*Trecho selecionado:*
Opinião
A revolta dos sujos
| JOSÉ FIRMINO DE OLIVEIRA * O grande número de políticos de todos os escalões envolvidos com organizações criminosas de todas as espécies e graus tem sido a principal pauta jornalística para a imprensa nacional e estrangeira e o principal assunto discutido entre brasileiros e brasileiras honestos e preocupados com o dia de hoje e com o amanhã deste País. Vereadores, deputados estaduais e federais, senadores, governadores, secretários de Estado, ministros e ocupantes de outros cargos e funções públicas têm sido denunciados, presos e condenados pela opinião pública brasileira, pela prática de corrupção eleitoral generalizada, lavagem de dinheiro, desvio de dinheiro público, abuso do poder econômico e político, pedofilia, furtos e homicídios. Esta é a atual situação de boa parte da classe política do Brasil, neste momento triste da sua história. Em meio a toda essa roubalheira e sem-vergonhice está a Constituição Brasileira, com suas garantias e as legislações Penal e Processual Penal, Civil e Processual Civil, além de penduricalhos jurídicos e apadrinhamentos pessoais que beneficiam esses criminosos e empurram para a impunidade os crimes por eles praticados. Quero acreditar que foi partindo daí e em muito boa hora que a sociedade organizada do Brasil, capitaneada pela Associação dos Magistrados Brasileiros (AMB), tomou a decisão de facilitar o acesso da comunidade nacional, às informações sobre a situação dos candidatos a cargos eletivos nas eleições de outubro vindouro, diante do nosso Poder Judiciário. Em defesa dos candidatos cujos nomes estão sujos e figuram da lista da AMB, surgem os próprios sujos e umas poucas pessoas, algumas dessas investidas da obrigação profissional de defender esses políticos sujos e outras em razão dos seus interesses pessoais no produto da gatunagem praticada por essa gente. A idéia da lista dos sujos é muito boa e ajuda ao processo democrático brasileiro, razão porque deve ser levada à frente, mesmo diante de toda essa polêmica criada em volta da mesma e da desprezível revolta dos sujos. Aliás, acredito que essa polêmica seja positiva, na medida em que expõe mais ainda este assunto, facilitando a formação do juízo de valor do eleitorado que irá às urnas no dia 26 de outubro deste ano de 2008, para escolher o vereador da sua preferência e o prefeito e vice-prefeito do seu município. Concluo, portanto, que a lista dos sujos deve continuar à disposição da sociedade e que o eleitorado faça bom uso dela. (*) É jornalista.

*Dados exibidos:*
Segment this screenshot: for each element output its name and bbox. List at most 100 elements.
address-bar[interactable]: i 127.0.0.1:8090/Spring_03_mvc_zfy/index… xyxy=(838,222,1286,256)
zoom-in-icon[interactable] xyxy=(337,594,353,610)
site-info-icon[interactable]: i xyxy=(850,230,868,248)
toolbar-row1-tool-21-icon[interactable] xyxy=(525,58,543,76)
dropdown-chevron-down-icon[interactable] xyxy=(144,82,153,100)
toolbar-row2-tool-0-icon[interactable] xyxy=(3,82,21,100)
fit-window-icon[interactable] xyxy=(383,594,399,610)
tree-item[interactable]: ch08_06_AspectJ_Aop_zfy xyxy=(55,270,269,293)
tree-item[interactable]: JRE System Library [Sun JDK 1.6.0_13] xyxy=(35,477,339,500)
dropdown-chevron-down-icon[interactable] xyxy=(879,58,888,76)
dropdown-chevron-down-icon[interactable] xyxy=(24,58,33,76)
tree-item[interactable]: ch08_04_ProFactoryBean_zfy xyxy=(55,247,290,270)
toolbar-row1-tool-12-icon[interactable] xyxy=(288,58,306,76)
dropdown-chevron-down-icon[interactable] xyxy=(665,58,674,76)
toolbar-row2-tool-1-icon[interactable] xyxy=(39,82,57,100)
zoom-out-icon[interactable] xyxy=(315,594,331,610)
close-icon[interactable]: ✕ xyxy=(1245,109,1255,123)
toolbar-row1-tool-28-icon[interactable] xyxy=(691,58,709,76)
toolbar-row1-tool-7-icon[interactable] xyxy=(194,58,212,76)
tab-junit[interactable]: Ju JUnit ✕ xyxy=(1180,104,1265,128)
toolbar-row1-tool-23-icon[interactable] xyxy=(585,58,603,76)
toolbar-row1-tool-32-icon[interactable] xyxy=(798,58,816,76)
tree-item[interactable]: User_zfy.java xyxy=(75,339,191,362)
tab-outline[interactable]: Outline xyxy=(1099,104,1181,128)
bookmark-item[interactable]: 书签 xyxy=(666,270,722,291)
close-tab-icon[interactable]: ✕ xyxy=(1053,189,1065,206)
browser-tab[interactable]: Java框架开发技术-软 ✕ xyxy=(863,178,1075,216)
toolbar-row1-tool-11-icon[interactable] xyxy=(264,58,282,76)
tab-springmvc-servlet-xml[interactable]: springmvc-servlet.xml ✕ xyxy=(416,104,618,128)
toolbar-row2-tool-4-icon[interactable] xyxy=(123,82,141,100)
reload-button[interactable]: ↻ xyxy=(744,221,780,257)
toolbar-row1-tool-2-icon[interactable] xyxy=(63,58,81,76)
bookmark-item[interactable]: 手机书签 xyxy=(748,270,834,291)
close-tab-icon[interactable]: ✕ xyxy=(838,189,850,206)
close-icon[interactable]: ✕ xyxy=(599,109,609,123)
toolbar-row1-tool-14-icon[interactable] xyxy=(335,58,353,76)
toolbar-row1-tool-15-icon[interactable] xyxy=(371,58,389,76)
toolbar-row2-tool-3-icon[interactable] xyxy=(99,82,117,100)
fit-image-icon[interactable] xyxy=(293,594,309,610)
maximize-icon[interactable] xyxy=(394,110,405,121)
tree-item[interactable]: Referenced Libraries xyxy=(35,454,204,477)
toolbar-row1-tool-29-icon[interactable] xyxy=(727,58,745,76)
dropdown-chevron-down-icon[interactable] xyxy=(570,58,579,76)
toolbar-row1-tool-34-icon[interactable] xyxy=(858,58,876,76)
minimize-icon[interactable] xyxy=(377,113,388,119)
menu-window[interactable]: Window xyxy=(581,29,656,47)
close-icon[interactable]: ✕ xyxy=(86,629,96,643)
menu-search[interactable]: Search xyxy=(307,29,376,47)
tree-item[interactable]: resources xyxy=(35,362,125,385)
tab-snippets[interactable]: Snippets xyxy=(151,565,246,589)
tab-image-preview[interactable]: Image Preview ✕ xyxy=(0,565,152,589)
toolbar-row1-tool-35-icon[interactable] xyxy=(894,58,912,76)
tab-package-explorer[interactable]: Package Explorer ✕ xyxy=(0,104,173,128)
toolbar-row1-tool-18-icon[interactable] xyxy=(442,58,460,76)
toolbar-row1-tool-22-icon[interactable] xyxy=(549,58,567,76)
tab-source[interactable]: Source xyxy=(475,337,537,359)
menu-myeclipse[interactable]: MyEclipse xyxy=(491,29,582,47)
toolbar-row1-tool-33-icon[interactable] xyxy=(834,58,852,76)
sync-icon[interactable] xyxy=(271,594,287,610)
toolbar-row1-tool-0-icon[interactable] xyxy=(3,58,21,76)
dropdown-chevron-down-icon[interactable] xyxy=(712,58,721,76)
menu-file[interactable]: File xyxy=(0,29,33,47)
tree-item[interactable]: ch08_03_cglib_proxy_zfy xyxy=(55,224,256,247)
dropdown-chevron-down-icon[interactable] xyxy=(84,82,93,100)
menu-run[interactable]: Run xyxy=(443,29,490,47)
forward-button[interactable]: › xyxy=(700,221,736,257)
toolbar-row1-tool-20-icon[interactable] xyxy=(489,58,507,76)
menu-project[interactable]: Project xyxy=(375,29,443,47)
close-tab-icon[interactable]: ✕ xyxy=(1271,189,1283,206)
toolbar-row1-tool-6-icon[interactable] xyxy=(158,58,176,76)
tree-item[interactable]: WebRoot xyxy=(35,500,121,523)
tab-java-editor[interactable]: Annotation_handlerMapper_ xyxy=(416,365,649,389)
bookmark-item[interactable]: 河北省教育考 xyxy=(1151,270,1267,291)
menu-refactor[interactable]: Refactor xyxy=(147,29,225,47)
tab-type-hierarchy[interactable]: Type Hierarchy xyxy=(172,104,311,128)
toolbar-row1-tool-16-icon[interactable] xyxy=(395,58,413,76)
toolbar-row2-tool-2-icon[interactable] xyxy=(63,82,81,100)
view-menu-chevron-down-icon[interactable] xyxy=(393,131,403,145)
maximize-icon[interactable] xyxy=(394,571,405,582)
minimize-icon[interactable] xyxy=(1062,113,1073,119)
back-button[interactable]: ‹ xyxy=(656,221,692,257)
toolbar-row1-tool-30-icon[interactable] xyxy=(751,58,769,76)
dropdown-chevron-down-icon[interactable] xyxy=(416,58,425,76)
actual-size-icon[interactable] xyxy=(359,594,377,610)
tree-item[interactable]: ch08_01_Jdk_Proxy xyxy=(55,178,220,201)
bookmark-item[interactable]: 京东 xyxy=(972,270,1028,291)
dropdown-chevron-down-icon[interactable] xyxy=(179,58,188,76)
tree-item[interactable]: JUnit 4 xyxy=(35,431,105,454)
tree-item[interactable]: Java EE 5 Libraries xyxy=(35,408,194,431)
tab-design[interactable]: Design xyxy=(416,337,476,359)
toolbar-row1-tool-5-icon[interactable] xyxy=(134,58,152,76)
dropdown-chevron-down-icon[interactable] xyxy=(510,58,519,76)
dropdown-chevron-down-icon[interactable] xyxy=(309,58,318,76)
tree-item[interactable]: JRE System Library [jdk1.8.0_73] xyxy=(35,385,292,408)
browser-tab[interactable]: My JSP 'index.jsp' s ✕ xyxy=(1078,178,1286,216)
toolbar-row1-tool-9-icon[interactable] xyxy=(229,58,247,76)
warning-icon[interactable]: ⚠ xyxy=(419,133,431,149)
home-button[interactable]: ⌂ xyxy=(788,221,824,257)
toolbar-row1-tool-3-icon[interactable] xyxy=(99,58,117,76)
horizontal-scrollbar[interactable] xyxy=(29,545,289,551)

*Tarefa proposta:* Reescreva em forma de lista o parágrafo do trecho selecionado que começa com "O grande número de políticos", preservando os fatos principais.

*Sua resposta:*
- Muitos políticos de todos os escalões envolvidos com organizações criminosas são a principal pauta da imprensa nacional e estrangeira e o principal assunto entre brasileiros honestos.
- Vereadores, deputados, senadores, governadores, secretários de Estado, ministros e outros ocupantes de cargos públicos têm sido denunciados, presos e condenados pela opinião pública. Os crimes apontados são corrupção eleitoral, lavagem de dinheiro, desvio de dinheiro público, abuso de poder, pedofilia, furtos e homicídios.
- A Constituição, as legislações penal, processual penal, civil e processual civil, além de penduricalhos jurídicos e apadrinhamentos, beneficiam esses criminosos e favorecem a impunidade.
- A sociedade organizada, liderada pela Associação dos Magistrados Brasileiros (AMB), decidiu facilitar o acesso a informações sobre a situação dos candidatos das eleições de outubro perante o Poder Judiciário.
- Os candidatos da lista são defendidos pelos próprios "sujos" e por poucas pessoas, umas por obrigação profissional e outras por interesse pessoal.
- A lista ajuda o processo democrático e deve seguir adiante apesar da polêmica. Essa polêmica é positiva, pois expõe o assunto ao eleitorado que votará em 26 de outubro de 2008 para vereador, prefeito e vice-prefeito.
- Conclusão: a lista deve continuar à disposição da sociedade, e o eleitorado deve fazer bom uso dela.